Work required =
The records below are to be quoted in full; please keep every word exact.

Given entries =
_ _ _ _

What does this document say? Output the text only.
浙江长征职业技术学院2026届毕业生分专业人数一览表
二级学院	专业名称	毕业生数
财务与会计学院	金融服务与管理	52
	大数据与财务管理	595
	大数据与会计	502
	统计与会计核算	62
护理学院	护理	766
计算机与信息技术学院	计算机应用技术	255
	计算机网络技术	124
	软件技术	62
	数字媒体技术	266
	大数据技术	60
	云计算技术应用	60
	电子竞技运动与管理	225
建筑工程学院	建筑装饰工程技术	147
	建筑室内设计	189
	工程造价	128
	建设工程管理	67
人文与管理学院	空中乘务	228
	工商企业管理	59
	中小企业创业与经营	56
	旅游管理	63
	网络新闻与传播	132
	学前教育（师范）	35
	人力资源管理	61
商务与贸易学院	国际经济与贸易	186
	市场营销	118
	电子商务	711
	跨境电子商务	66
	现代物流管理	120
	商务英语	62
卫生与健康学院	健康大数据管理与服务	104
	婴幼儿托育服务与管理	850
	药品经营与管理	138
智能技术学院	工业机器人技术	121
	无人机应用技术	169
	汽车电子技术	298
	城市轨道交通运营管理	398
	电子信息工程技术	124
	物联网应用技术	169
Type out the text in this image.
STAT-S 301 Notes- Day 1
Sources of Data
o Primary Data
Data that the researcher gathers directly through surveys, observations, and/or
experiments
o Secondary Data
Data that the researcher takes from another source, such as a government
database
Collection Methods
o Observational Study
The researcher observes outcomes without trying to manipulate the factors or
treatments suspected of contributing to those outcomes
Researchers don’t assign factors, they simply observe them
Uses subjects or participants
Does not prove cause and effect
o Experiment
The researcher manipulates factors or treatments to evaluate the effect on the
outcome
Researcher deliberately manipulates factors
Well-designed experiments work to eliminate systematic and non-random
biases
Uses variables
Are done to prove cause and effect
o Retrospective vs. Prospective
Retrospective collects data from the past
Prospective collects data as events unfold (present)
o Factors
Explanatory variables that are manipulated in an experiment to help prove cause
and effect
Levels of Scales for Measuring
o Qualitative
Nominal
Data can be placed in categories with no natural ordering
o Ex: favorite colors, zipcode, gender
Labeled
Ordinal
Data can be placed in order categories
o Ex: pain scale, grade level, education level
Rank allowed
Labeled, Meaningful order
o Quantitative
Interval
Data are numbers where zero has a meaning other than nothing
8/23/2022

_ _ _ _

Reply to the exercise =
What does this document say? Output the text only.
浙江长征职业技术学院2026届毕业生分专业人数一览表
二级学院	专业名称	毕业生数
财务与会计学院	金融服务与管理	52
	大数据与财务管理	595
	大数据与会计	502
	统计与会计核算	62
护理学院	护理	766
计算机与信息技术学院	计算机应用技术	255
	计算机网络技术	124
	软件技术	62
	数字媒体技术	266
	大数据技术	60
	云计算技术应用	60
	电子竞技运动与管理	225
建筑工程学院	建筑装饰工程技术	147
	建筑室内设计	189
	工程造价	128
	建设工程管理	67
人文与管理学院	空中乘务	228
	工商企业管理	59
	中小企业创业与经营	56
	旅游管理	63
	网络新闻与传播	132
	学前教育（师范）	35
	人力资源管理	61
商务与贸易学院	国际经济与贸易	186
	市场营销	118
	电子商务	711
	跨境电子商务	66
	现代物流管理	120
	商务英语	62
卫生与健康学院	健康大数据管理与服务	104
	婴幼儿托育服务与管理	850
	药品经营与管理	138
智能技术学院	工业机器人技术	121
	无人机应用技术	169
	汽车电子技术	298
	城市轨道交通运营管理	398
	电子信息工程技术	124
	物联网应用技术	169
Type out the text in this image.
STAT-S 301 Notes- Day 1
Sources of Data
o Primary Data
Data that the researcher gathers directly through surveys, observations, and/or
experiments
o Secondary Data
Data that the researcher takes from another source, such as a government
database
Collection Methods
o Observational Study
The researcher observes outcomes without trying to manipulate the factors or
treatments suspected of contributing to those outcomes
Researchers don’t assign factors, they simply observe them
Uses subjects or participants
Does not prove cause and effect
o Experiment
The researcher manipulates factors or treatments to evaluate the effect on the
outcome
Researcher deliberately manipulates factors
Well-designed experiments work to eliminate systematic and non-random
biases
Uses variables
Are done to prove cause and effect
o Retrospective vs. Prospective
Retrospective collects data from the past
Prospective collects data as events unfold (present)
o Factors
Explanatory variables that are manipulated in an experiment to help prove cause
and effect
Levels of Scales for Measuring
o Qualitative
Nominal
Data can be placed in categories with no natural ordering
o Ex: favorite colors, zipcode, gender
Labeled
Ordinal
Data can be placed in order categories
o Ex: pain scale, grade level, education level
Rank allowed
Labeled, Meaningful order
o Quantitative
Interval
Data are numbers where zero has a meaning other than nothing
8/23/2022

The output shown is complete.